Check each line of the records below and collect those holding "image".
# start of LISTING
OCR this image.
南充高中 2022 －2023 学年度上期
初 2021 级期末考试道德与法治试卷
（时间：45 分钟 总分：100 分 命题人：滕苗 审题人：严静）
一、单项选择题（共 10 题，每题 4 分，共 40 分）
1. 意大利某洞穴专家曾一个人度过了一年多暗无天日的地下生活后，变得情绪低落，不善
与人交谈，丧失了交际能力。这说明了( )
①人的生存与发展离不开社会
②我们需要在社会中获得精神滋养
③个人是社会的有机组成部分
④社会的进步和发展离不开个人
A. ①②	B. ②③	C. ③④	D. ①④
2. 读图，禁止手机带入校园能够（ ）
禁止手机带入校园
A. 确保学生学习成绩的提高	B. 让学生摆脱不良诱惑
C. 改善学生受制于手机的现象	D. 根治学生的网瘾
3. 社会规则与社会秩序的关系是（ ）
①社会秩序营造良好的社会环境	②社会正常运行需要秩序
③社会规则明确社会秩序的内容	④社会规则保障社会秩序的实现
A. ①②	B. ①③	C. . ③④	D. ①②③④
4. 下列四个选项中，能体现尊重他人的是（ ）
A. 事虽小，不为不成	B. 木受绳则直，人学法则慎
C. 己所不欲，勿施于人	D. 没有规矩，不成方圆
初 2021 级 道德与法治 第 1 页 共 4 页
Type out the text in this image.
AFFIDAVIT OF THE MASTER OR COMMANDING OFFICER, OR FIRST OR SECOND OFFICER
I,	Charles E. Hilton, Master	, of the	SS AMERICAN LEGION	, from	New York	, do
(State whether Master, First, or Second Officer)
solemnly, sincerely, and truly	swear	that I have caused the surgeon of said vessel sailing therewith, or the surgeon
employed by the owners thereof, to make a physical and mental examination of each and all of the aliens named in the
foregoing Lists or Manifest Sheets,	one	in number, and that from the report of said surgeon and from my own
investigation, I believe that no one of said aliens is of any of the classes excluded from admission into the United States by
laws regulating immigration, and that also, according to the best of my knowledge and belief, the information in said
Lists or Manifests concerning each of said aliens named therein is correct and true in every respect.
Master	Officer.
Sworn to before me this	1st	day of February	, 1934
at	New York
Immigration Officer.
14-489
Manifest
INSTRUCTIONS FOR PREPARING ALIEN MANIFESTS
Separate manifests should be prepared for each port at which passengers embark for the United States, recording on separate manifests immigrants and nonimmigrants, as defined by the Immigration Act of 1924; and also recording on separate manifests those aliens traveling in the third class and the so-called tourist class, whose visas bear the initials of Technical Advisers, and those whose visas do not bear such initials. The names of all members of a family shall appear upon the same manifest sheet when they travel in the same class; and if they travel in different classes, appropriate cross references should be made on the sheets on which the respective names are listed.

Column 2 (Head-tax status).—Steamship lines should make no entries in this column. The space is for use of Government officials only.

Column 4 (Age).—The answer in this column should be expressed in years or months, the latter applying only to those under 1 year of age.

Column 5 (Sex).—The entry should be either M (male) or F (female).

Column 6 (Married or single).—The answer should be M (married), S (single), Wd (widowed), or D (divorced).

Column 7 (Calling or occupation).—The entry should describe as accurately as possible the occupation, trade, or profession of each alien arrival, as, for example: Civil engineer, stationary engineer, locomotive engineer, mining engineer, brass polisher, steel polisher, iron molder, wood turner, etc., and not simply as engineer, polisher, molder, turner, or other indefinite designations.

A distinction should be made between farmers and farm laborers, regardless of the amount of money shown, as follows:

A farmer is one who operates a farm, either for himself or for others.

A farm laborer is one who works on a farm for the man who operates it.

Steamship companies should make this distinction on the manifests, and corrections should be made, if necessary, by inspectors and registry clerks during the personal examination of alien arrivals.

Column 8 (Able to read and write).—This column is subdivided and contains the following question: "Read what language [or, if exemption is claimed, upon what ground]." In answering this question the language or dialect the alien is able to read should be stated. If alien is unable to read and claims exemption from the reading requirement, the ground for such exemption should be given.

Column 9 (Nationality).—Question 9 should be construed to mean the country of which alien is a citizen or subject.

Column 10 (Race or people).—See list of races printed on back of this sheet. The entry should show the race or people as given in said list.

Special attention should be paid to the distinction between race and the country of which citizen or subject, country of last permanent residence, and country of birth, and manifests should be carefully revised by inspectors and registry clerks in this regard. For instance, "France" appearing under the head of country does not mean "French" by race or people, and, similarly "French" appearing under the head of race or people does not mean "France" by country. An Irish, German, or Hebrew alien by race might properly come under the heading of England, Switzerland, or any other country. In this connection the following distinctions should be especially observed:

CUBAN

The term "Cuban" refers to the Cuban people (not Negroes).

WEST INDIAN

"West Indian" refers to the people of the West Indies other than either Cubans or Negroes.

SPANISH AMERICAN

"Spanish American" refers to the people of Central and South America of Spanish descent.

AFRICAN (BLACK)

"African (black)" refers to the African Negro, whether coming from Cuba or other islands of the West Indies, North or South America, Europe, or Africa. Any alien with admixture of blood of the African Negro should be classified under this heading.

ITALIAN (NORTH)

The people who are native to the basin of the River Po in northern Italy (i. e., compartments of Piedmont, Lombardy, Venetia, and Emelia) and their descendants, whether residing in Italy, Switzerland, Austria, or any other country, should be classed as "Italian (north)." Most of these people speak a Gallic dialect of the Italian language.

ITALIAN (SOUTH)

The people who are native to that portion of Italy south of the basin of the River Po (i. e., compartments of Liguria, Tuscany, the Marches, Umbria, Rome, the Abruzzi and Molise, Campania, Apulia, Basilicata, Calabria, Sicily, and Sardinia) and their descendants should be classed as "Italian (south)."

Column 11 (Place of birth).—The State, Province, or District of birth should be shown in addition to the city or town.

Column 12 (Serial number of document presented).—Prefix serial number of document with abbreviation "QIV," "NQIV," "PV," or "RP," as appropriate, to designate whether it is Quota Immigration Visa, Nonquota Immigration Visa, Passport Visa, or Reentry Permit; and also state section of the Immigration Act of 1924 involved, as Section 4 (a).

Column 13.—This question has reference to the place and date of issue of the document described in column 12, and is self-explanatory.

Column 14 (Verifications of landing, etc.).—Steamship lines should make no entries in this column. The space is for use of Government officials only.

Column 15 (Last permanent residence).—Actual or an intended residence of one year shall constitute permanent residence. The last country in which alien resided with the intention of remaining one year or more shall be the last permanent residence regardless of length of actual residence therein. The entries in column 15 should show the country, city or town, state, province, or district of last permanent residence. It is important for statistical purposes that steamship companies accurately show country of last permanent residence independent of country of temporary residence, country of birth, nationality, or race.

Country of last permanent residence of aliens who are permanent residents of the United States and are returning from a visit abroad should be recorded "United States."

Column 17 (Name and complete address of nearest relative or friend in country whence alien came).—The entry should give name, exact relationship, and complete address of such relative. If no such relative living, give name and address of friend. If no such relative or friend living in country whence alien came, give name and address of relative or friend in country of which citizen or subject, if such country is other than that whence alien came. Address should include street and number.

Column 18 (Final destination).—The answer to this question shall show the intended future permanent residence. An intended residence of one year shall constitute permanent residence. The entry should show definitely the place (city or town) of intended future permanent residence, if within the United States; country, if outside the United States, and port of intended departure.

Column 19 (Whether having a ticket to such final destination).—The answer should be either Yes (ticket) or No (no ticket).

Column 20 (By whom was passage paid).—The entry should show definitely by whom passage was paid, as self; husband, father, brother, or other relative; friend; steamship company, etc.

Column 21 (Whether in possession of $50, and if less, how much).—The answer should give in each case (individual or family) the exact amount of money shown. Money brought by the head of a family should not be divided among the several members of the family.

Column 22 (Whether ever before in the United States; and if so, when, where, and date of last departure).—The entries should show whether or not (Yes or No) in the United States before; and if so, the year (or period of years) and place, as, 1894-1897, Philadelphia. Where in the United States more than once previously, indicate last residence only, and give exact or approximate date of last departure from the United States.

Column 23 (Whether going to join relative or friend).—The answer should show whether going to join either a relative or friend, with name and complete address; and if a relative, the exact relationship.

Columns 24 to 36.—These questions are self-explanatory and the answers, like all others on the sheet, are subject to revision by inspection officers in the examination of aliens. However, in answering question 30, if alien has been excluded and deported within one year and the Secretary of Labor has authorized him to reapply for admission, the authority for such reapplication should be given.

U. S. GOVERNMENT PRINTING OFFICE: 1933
# end of LISTING
[EXERCISE SOLUTION]
OCR this image.
Type out the text in this image.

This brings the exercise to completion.